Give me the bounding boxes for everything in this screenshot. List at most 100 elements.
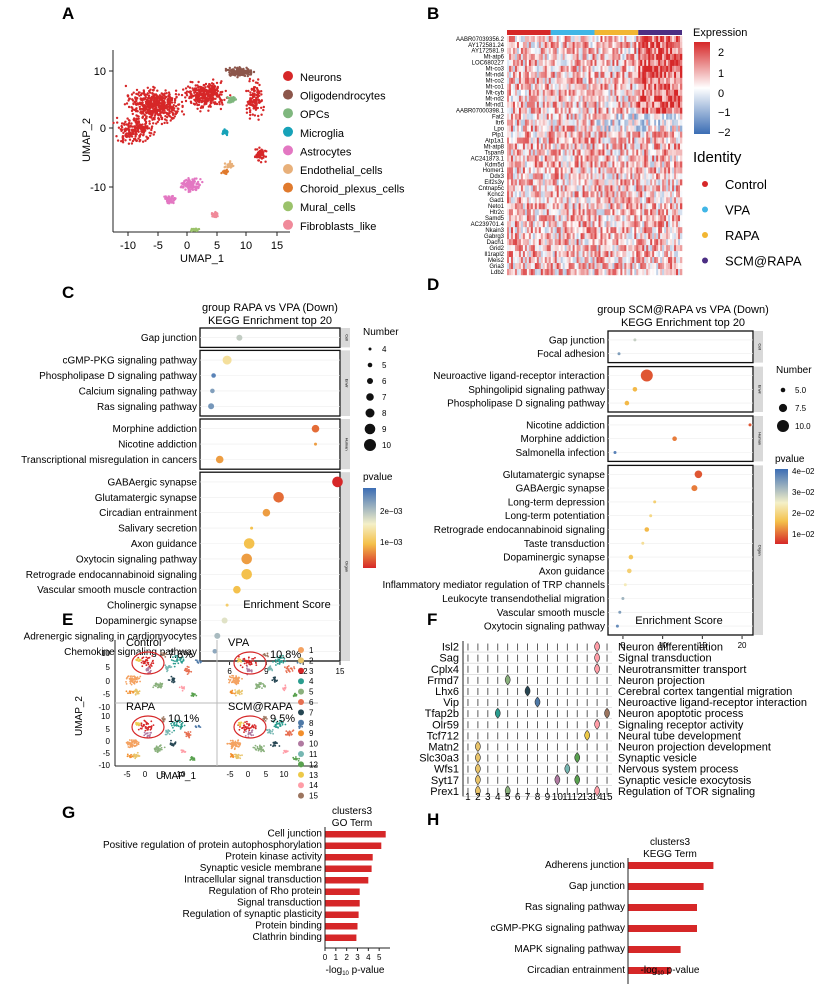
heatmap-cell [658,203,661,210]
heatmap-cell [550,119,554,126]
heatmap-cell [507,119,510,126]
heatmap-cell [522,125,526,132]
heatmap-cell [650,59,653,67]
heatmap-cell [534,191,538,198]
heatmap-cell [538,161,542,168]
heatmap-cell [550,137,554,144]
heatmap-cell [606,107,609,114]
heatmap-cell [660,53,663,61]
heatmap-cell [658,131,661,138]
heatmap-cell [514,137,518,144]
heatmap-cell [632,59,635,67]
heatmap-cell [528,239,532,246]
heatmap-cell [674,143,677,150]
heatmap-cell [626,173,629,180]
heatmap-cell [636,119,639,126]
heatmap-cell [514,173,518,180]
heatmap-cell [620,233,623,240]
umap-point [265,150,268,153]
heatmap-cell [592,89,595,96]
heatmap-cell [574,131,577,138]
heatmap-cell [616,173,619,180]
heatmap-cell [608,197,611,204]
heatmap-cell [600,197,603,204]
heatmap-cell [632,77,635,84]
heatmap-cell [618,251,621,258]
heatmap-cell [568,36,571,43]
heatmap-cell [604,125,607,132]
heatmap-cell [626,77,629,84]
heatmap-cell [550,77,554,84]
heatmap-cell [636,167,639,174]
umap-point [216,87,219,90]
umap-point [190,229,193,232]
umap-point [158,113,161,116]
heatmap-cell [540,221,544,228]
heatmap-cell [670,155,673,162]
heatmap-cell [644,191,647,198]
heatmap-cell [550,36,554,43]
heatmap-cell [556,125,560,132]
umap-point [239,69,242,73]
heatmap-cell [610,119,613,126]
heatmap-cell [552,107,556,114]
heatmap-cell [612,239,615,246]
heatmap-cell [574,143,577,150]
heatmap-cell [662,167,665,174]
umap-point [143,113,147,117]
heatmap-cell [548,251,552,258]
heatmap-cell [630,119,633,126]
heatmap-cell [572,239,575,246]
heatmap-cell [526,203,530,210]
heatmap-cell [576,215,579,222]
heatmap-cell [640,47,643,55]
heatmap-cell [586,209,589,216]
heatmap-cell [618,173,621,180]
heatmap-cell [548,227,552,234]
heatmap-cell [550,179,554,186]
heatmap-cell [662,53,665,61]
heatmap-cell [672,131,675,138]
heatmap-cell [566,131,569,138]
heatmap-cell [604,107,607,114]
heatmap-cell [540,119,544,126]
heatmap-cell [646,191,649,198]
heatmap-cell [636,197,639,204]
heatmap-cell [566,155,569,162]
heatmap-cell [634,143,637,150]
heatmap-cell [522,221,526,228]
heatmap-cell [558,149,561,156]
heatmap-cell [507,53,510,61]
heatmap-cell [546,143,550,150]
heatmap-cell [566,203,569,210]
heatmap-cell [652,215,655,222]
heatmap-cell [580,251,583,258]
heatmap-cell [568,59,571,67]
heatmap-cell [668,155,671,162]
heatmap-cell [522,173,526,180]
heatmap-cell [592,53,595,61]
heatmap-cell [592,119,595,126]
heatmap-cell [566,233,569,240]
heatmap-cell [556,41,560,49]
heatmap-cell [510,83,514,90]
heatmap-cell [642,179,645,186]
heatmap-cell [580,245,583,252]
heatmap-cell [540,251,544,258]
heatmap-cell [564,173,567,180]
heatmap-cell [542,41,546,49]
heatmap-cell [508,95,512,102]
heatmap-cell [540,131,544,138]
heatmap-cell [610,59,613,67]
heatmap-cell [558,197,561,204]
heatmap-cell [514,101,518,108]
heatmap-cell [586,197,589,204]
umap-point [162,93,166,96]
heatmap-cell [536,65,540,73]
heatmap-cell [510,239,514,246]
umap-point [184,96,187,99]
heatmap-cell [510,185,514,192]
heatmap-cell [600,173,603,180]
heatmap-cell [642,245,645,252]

**TREŚĆ POLECENIA**: Zwróć bez żadnych zmian wszystkie wiersze rekordów, pomijając obrazy.

**OCZEKIWANA ODPOWIEDŹ**:
Give me the bounding boxes for everything in this screenshot. List at most 100 elements.
heatmap-cell [658,203,661,210]
heatmap-cell [550,119,554,126]
heatmap-cell [507,119,510,126]
heatmap-cell [522,125,526,132]
heatmap-cell [650,59,653,67]
heatmap-cell [534,191,538,198]
heatmap-cell [538,161,542,168]
heatmap-cell [550,137,554,144]
heatmap-cell [606,107,609,114]
heatmap-cell [660,53,663,61]
heatmap-cell [658,131,661,138]
heatmap-cell [514,137,518,144]
heatmap-cell [632,59,635,67]
heatmap-cell [528,239,532,246]
heatmap-cell [674,143,677,150]
heatmap-cell [626,173,629,180]
heatmap-cell [636,119,639,126]
heatmap-cell [514,173,518,180]
heatmap-cell [620,233,623,240]
umap-point [265,150,268,153]
heatmap-cell [592,89,595,96]
heatmap-cell [574,131,577,138]
heatmap-cell [616,173,619,180]
heatmap-cell [608,197,611,204]
heatmap-cell [600,197,603,204]
heatmap-cell [632,77,635,84]
heatmap-cell [618,251,621,258]
heatmap-cell [568,36,571,43]
heatmap-cell [604,125,607,132]
heatmap-cell [626,77,629,84]
heatmap-cell [550,77,554,84]
heatmap-cell [636,167,639,174]
umap-point [216,87,219,90]
umap-point [190,229,193,232]
umap-point [158,113,161,116]
heatmap-cell [540,221,544,228]
heatmap-cell [670,155,673,162]
heatmap-cell [644,191,647,198]
heatmap-cell [550,36,554,43]
heatmap-cell [556,125,560,132]
umap-point [239,69,242,73]
heatmap-cell [610,119,613,126]
heatmap-cell [552,107,556,114]
heatmap-cell [612,239,615,246]
heatmap-cell [574,143,577,150]
heatmap-cell [662,167,665,174]
umap-point [143,113,147,117]
heatmap-cell [548,251,552,258]
heatmap-cell [630,119,633,126]
heatmap-cell [572,239,575,246]
heatmap-cell [526,203,530,210]
heatmap-cell [576,215,579,222]
heatmap-cell [640,47,643,55]
heatmap-cell [586,209,589,216]
heatmap-cell [618,173,621,180]
heatmap-cell [548,227,552,234]
heatmap-cell [550,179,554,186]
heatmap-cell [662,53,665,61]
heatmap-cell [672,131,675,138]
heatmap-cell [566,131,569,138]
heatmap-cell [604,107,607,114]
heatmap-cell [540,119,544,126]
heatmap-cell [646,191,649,198]
heatmap-cell [636,197,639,204]
heatmap-cell [566,155,569,162]
heatmap-cell [634,143,637,150]
heatmap-cell [522,221,526,228]
heatmap-cell [558,149,561,156]
heatmap-cell [507,53,510,61]
heatmap-cell [546,143,550,150]
heatmap-cell [566,203,569,210]
heatmap-cell [652,215,655,222]
heatmap-cell [580,251,583,258]
heatmap-cell [568,59,571,67]
heatmap-cell [668,155,671,162]
heatmap-cell [522,173,526,180]
heatmap-cell [592,53,595,61]
heatmap-cell [592,119,595,126]
heatmap-cell [566,233,569,240]
heatmap-cell [556,41,560,49]
heatmap-cell [510,83,514,90]
heatmap-cell [642,179,645,186]
heatmap-cell [580,245,583,252]
heatmap-cell [540,251,544,258]
heatmap-cell [564,173,567,180]
heatmap-cell [542,41,546,49]
heatmap-cell [508,95,512,102]
heatmap-cell [540,131,544,138]
heatmap-cell [610,59,613,67]
heatmap-cell [558,197,561,204]
heatmap-cell [514,101,518,108]
heatmap-cell [586,197,589,204]
umap-point [162,93,166,96]
heatmap-cell [536,65,540,73]
heatmap-cell [510,239,514,246]
umap-point [184,96,187,99]
heatmap-cell [510,185,514,192]
heatmap-cell [600,173,603,180]
heatmap-cell [642,245,645,252]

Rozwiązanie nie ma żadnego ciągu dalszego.